Excerto do texto ▸
======
Abaixo reproduzo o essencial da minha comunicação como Presidente da Alagamares-Associação Cultural, ao IV Encontro de História de Sintra, que decorreu no Palácio Valenças em 29 e 30 de Maio:
"Exmos. Senhores
Pela quarta vez, depois de 1993,1997 e 2007, se vai realizar um Encontro de
História de Sintra, desta feita sujeito ao tema “Historiadores Sintrenses”,
numa homenagem aos inúmeros estudiosos da temática sintrense, e, curiosamente,
com início no dia em que decorrem 127 anos do falecimento de um dos mais
importantes entre eles, o 2º Visconde de Juromenha, autor da célebre e
incontornável Cintra Pinturesca. Falecidos ou ainda vivos, foi através
deles que os Estudos Sintrenses se desenvolveram, das Artes à Política, da
Arquitectura às Ciências Sociais.
A Alagamares, associação criada em Sintra em 2005 com mais de 350
associados e mais de 120 eventos realizados neste período, entre colóquios,
tertúlias, caminhas históricas e pedonais, workshops, etc, tem vindo a intervir
ao longo destes anos activamente em áreas como a defesa do património, promoção
de obras de autores sintrenses, consagrados e inovadores, divulgando a nossa
História e tradições e cultivando a cidadania sintrense, num apego não só aos
valores locais que definem a nossa idiossincrasia, mas abraçando igualmente uma
cosmovisão do mundo como um todo, e da cultura como acto inteiro e global. Como
tal, não podia deixar de promover este evento, sete anos depois de ter organizado
o III Encontro.
Neste evento, para o qual contamos com o saber dos mais profícuos autores
de temas relacionados com Sintra, seus espaços e tempos, procurámos reunir a comunidade
científica local, investigadores de grande
qualidade e com anos de devoção e visão crítica, almejando contrariar a não
inscrição atávica de que padece ainda a sociedade portuguesa, nas acertadas
palavras de José Gil, bem como dar a conhecer novos e inéditos contributos para
a História Local, assim dinamizando a nossa vida cultural e o debate em torno de temas novos e sedutores
e de clássicos nunca definitivamente estudados.
Pretende-se com esta iniciativa continuar a contribuir para a construção de
um espaço cultural público local e plural, contra a retórica que mais não faz
mais que perpetuar a inércia e o fechamento sobre si próprios de muitas
estruturas e agentes da nossa vida cultural, ignorando que a Cultura é de todos
e para todos. Quem melhor poderá contribuir para as necessárias e urgentes
alterações políticas, sociais e culturais senão os agentes culturais, na sua
diversidade de interesses? E assim procedendo, não estaremos a contribuir para
a cidadania livre por oposição à reverência domesticada, na prossecução de uma biopolítica
em estreita conexão com as actividades criativas e o mundo da investigação?
======
Material fornecido ▸
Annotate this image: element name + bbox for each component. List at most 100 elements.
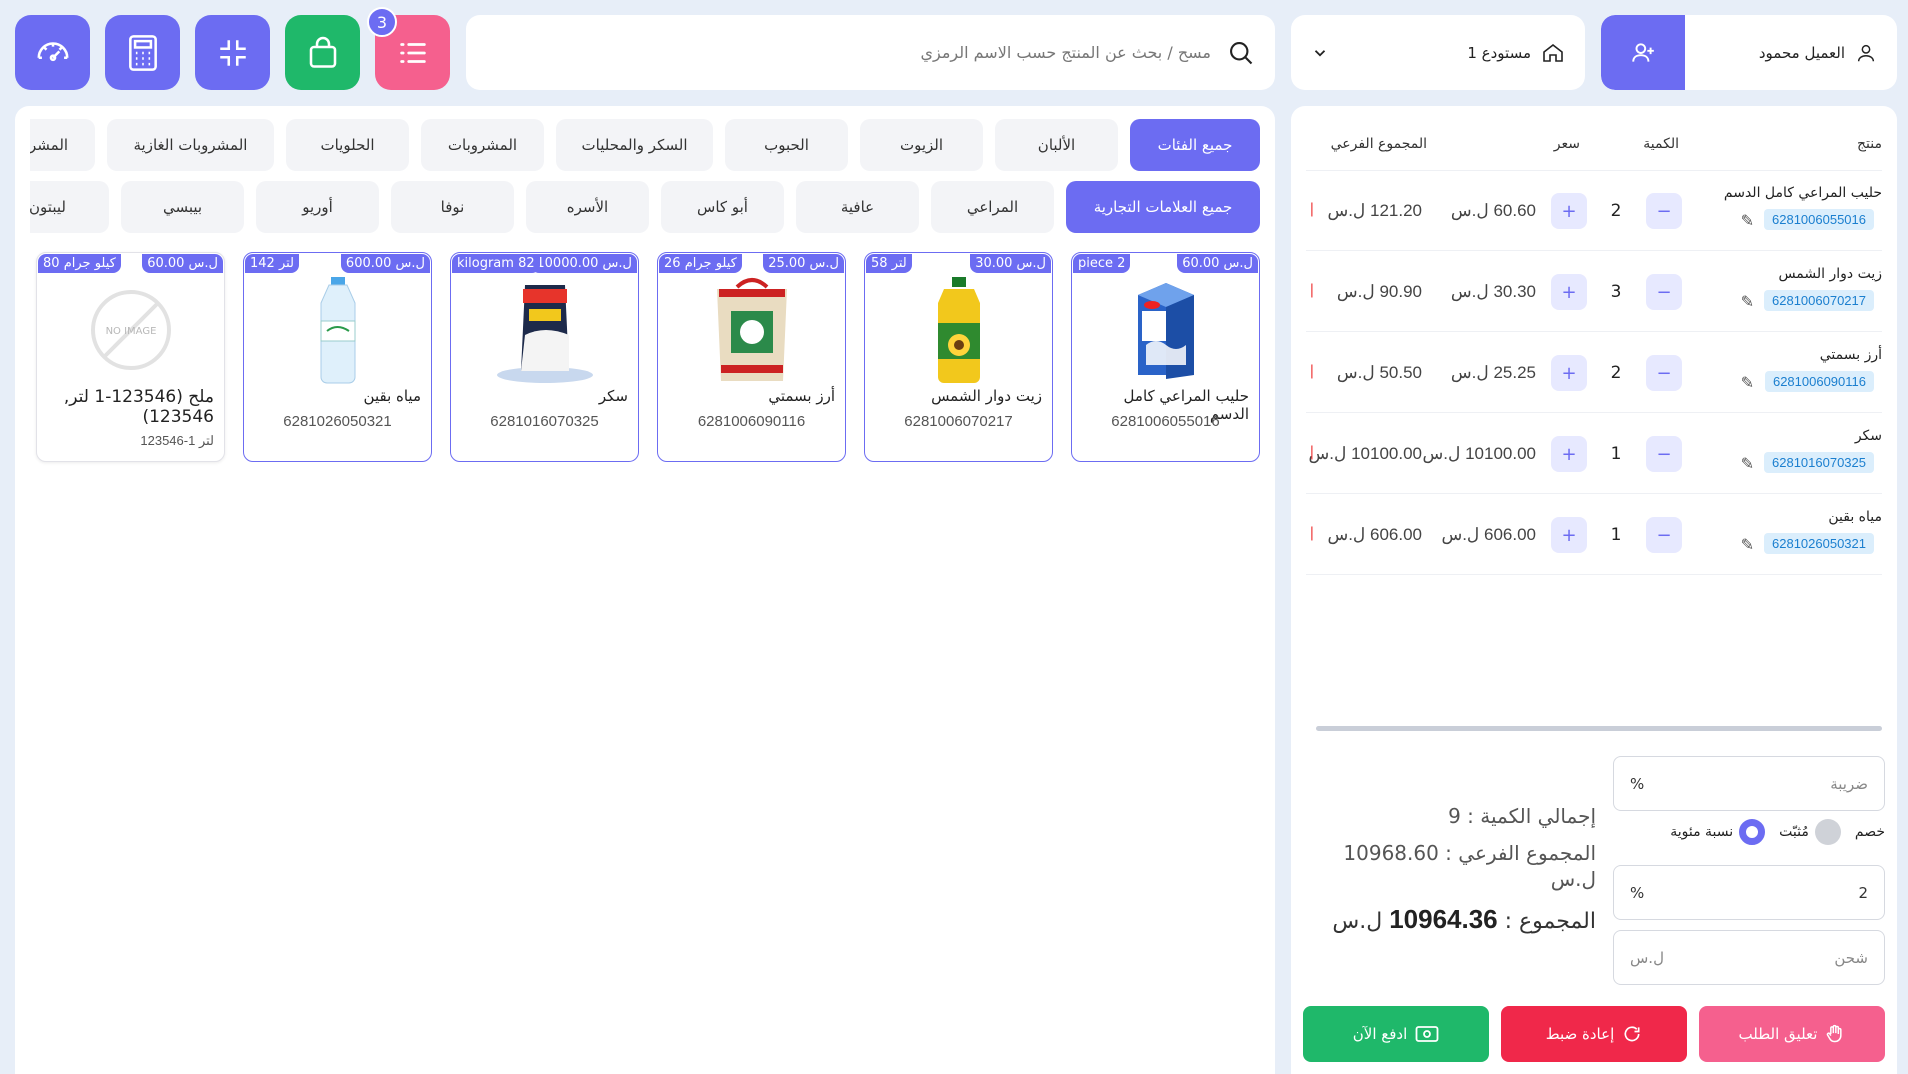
======
Exercício proposto A ▸
Com base no texto sobre o IV Encontro de História de Sintra, responda:
(i) Em que anos se realizaram os Encontros anteriores?
(ii) Em que ano foi criada a Alagamares e quantos associados tem?
(iii) Que obra é atribuída ao 2º Visconde de Juromenha?
Exercício proposto B ▸
Apresente a continuação do texto sobre o IV Encontro de História de Sintra a partir da última frase.

Resposta ao exercício A ▸
(i) 1993, 1997 e 2007.
(ii) Em 2005; tem mais de 350 associados.
(iii) Cintra Pinturesca.

Resposta ao exercício B ▸
Há que estimular os sistemas culturais urbanos, designadamente nas cidades
de média dimensão com a valia histórica e a herança de Sintra, e aí, cabe às
instituições como as Câmaras Municipais, entre outras, assumir um papel de catalisadoras
e facilitadoras dos processos criativos, artísticos e culturais promovidos pela
sociedade civil, o que ocorre com este evento.
A revitalização cultural de Sintra passa pela criação de sinergias e
parcerias entre os agentes culturais rumo a um paradigma de cidade criativa,
aprofundando a conjugação de 3 linhas de força a que Richard Florida no seu
livro The Rise of the Creative Class chamou os 3 T:Talento,Tolerância e
Tecnologia. Os passos a dar passam, não pela proliferação de eventos culturais vindos
de fora, mas, pela disponibilização de espaços que possam ser centros de
criatividade, encontro e troca de informações, ateliers e estúdios onde se
possam instalar associações e pequenas empresas, fomentando uma economia
criativa, nas mais diversas áreas e onde possa haver uma virtuosa partilha de
informação. Este conceito catapultou já cidades antes adormecidas para novos
paradigmas, como Sheffield, em Inglaterra e Helsínquia, com o seu Design
Distrit. Porque não Sintra?
A Cultura contribui hoje de forma relevante para o PNB, como recentes
estudos o demonstraram. Sintra Criativa, firmada num legado maior, o da Sintra
Humanista, pode ser essa Marca, apostando na Economia da Cultura num território
pleno de condições naturais, população jovem e criativa, e factores de
localização que podem gerar efeitos multiplicadores com repercussões em toda a
actividade económica.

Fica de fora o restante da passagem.